→ **GIVEN EXERCISE**:
Using the entries that follow, count the lines containing the word "name" and give that number by itself.

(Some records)
— START —

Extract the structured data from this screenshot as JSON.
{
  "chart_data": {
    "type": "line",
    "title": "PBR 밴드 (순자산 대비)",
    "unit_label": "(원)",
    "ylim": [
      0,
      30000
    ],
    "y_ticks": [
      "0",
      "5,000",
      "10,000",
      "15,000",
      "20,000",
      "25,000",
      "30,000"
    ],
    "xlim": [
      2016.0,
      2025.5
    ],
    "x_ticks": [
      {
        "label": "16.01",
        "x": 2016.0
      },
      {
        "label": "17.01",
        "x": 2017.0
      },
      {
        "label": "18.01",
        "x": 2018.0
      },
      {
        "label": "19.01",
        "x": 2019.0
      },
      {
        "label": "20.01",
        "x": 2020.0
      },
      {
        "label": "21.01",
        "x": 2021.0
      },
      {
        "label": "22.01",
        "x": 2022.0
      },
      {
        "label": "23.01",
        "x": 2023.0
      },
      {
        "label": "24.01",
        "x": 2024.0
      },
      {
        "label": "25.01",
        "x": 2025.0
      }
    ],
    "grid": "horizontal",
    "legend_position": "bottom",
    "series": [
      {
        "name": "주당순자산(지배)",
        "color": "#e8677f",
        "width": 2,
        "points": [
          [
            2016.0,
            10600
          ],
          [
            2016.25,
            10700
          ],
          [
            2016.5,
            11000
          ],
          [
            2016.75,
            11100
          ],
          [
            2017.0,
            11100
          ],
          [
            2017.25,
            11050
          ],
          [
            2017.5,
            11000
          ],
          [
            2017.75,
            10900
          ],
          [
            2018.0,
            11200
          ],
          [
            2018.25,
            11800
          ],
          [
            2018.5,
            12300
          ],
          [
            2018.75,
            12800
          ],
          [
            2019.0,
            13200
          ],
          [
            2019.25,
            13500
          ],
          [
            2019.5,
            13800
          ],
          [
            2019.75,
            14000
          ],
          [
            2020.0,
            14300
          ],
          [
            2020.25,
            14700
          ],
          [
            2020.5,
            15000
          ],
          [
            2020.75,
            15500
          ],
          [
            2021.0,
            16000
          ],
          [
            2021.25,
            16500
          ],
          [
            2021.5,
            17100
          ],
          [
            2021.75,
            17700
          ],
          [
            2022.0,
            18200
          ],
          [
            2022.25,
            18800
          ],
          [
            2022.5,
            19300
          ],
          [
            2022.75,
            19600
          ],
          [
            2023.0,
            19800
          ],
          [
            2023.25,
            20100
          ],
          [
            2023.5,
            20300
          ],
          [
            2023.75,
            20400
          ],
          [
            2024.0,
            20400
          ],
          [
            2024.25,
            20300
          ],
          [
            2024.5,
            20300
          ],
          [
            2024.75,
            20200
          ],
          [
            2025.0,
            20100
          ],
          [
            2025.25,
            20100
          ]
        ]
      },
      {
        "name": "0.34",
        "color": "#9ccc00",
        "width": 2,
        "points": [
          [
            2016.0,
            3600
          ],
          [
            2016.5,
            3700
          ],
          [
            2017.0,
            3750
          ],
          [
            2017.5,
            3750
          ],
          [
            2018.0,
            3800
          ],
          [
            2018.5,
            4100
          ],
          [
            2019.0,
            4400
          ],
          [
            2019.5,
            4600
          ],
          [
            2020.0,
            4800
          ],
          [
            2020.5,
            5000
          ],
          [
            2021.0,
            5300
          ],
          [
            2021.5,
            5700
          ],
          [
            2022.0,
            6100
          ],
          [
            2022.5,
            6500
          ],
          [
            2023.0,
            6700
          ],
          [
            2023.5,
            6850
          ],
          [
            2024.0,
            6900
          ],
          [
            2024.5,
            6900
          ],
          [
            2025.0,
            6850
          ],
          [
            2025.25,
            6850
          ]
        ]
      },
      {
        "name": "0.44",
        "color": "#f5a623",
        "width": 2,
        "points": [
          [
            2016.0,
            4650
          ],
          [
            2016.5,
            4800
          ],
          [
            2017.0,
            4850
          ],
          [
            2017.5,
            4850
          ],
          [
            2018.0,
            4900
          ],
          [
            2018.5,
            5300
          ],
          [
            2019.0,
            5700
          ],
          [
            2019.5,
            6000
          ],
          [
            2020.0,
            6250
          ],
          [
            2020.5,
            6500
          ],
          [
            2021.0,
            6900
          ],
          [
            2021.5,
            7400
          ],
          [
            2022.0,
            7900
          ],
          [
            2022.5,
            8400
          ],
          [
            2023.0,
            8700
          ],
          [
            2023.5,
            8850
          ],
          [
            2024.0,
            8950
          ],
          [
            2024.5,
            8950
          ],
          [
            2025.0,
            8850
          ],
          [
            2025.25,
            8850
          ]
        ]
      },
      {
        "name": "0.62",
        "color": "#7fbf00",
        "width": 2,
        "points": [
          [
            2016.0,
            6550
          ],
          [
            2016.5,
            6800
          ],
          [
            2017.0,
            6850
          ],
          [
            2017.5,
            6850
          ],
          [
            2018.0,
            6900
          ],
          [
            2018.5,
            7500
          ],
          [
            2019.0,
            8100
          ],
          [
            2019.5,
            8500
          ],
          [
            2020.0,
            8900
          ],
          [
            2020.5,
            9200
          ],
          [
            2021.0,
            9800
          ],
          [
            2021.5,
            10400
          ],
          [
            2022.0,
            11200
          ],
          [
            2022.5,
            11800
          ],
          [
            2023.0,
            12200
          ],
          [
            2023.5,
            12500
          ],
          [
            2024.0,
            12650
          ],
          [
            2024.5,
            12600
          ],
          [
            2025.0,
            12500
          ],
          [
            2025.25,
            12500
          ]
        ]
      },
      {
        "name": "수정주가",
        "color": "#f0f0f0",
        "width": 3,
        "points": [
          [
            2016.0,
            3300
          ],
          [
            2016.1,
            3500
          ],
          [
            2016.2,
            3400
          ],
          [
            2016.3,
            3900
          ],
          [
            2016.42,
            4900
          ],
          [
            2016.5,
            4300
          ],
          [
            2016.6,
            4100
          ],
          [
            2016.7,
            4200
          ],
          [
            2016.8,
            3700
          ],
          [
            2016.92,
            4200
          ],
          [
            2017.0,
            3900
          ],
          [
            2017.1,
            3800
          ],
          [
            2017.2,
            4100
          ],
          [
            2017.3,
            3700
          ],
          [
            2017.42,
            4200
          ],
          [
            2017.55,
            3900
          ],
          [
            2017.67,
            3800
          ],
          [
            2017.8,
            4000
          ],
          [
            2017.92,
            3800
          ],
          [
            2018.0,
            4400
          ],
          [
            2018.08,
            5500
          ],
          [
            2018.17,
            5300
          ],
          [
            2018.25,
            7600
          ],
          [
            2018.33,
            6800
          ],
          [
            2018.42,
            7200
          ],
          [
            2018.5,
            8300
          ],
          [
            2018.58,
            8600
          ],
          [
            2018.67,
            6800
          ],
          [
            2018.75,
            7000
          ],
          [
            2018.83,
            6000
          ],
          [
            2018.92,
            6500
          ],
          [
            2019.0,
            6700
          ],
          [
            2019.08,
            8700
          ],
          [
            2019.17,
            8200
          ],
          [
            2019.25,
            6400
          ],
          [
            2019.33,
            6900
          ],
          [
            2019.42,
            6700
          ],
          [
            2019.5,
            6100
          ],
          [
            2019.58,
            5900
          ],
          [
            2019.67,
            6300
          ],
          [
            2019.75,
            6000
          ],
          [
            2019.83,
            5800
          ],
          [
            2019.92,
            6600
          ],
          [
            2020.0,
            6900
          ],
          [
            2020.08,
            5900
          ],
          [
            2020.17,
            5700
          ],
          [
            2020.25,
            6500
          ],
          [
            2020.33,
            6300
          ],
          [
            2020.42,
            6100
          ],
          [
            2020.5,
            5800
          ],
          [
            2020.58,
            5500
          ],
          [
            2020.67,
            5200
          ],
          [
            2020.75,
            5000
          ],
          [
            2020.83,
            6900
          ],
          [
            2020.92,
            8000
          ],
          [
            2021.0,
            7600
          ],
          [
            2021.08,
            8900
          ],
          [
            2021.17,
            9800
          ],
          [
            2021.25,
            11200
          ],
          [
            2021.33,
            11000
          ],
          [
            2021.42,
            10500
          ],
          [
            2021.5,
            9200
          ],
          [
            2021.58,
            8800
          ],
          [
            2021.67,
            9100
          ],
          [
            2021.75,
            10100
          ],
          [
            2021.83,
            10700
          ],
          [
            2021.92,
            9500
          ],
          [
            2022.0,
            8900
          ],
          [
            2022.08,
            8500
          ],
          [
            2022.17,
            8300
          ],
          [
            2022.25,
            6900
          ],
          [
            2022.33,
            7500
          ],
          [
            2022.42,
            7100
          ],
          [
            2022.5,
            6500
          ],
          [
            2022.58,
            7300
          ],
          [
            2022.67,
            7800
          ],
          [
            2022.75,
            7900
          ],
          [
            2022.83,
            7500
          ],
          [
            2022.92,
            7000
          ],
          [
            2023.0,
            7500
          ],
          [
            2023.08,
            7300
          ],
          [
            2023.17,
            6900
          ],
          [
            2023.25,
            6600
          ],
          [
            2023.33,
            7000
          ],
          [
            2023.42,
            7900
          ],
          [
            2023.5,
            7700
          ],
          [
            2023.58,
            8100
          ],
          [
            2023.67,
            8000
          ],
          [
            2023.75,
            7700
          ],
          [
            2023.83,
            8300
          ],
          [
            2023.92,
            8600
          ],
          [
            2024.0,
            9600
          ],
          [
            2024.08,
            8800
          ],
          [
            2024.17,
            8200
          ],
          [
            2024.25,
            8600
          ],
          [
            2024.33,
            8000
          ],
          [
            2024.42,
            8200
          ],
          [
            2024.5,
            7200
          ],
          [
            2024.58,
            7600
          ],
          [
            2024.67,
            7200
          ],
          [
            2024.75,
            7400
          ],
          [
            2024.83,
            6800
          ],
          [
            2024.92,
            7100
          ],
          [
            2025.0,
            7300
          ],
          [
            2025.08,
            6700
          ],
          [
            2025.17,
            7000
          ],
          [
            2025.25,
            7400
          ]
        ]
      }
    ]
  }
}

— END —

→ **RESPONSE BELOW**:
5